[Direction] In the entries below, identify every line with the string "переключения" and copy it.

------ Extracted material

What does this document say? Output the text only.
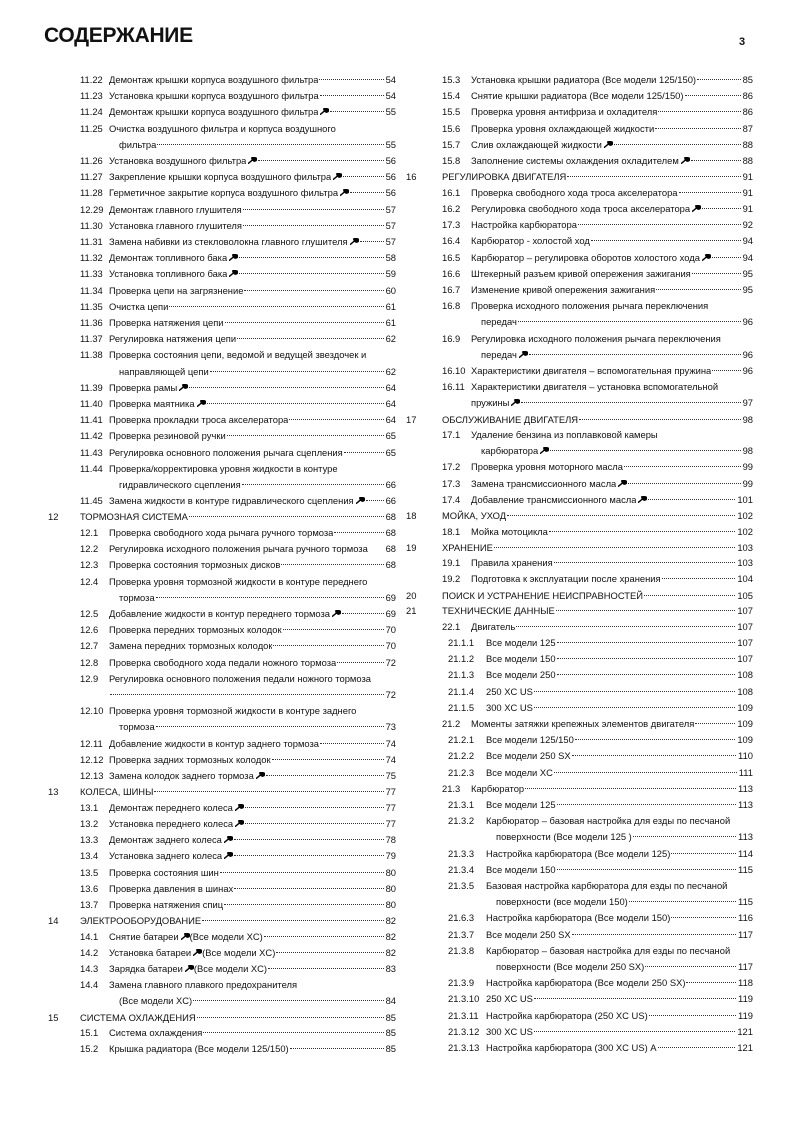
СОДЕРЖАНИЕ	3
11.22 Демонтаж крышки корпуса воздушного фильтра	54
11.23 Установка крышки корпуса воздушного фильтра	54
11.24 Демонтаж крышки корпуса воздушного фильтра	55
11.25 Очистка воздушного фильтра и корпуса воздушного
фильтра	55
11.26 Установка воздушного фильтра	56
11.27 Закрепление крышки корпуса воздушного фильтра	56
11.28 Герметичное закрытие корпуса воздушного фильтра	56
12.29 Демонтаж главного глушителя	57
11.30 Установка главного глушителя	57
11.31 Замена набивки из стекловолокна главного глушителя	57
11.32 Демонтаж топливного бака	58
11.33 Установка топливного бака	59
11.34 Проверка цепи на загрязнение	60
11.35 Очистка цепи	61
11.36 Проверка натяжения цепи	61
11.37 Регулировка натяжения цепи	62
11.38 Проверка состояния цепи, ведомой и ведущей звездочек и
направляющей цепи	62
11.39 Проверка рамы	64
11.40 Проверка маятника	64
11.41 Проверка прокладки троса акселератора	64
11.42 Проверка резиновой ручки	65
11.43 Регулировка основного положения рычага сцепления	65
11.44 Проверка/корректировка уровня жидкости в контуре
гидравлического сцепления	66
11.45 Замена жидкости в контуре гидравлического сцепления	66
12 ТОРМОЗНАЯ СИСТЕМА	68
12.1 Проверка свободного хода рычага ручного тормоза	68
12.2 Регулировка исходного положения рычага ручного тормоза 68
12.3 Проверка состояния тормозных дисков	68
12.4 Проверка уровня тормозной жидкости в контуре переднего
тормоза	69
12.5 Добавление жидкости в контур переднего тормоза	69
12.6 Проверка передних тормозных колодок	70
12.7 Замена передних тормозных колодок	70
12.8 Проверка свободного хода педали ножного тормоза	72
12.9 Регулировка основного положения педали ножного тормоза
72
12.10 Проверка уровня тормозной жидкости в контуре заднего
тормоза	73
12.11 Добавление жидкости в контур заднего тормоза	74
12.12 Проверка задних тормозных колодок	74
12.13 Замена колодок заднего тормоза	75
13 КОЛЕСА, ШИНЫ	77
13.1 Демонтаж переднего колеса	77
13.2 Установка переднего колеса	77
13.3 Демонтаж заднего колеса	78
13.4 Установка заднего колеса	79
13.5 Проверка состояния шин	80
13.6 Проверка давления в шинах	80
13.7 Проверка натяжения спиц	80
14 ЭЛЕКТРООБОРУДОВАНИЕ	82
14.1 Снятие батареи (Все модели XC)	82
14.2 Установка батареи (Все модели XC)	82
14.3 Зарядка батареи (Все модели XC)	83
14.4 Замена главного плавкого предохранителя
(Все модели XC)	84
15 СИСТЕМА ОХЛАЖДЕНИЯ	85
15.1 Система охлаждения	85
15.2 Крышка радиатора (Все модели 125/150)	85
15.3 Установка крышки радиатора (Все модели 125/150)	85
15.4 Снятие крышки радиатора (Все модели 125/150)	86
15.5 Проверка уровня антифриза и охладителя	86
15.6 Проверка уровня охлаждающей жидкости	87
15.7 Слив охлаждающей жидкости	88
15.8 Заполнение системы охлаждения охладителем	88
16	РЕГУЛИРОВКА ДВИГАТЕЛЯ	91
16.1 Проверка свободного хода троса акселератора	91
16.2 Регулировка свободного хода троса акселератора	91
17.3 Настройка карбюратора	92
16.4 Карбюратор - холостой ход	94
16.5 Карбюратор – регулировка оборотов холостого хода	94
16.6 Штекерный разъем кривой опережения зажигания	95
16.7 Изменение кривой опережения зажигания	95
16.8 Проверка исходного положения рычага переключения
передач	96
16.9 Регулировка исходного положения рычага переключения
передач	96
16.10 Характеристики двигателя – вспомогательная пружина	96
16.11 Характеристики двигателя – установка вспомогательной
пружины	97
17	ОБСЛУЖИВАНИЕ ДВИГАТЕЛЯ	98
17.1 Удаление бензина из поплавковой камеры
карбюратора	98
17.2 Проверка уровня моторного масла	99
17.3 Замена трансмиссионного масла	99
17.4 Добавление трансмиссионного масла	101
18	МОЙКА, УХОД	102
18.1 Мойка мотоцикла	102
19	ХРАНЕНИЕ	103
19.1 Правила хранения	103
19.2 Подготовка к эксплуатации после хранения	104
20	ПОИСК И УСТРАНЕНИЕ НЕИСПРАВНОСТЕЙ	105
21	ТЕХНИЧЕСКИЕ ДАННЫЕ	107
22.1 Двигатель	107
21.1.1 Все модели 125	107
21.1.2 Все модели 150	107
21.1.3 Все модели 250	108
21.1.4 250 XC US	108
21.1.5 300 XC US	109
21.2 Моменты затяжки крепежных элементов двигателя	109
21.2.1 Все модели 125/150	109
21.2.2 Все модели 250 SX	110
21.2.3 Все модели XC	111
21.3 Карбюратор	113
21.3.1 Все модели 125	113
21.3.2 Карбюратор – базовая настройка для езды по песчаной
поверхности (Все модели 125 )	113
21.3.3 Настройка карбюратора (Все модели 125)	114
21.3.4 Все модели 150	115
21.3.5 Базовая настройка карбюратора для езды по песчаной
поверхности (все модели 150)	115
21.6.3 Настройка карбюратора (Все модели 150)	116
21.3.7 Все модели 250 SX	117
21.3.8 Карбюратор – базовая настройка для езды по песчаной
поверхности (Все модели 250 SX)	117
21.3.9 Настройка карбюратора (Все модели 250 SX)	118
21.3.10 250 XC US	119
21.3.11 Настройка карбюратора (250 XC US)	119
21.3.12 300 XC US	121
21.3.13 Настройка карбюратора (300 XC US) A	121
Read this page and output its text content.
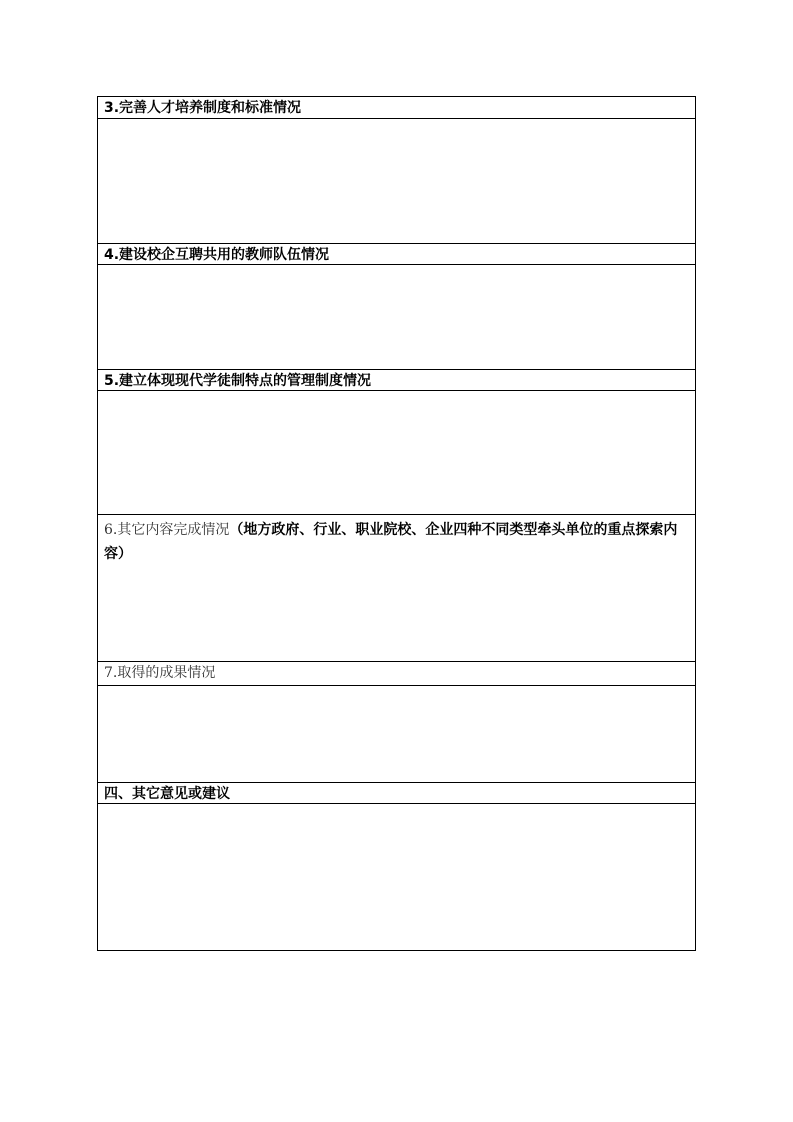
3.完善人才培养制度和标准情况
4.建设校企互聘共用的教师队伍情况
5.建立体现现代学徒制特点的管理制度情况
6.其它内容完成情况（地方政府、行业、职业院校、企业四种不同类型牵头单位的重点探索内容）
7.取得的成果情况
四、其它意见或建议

------------

[Answer to the task]
16.8 Проверка исходного положения рычага переключения
16.9 Регулировка исходного положения рычага переключения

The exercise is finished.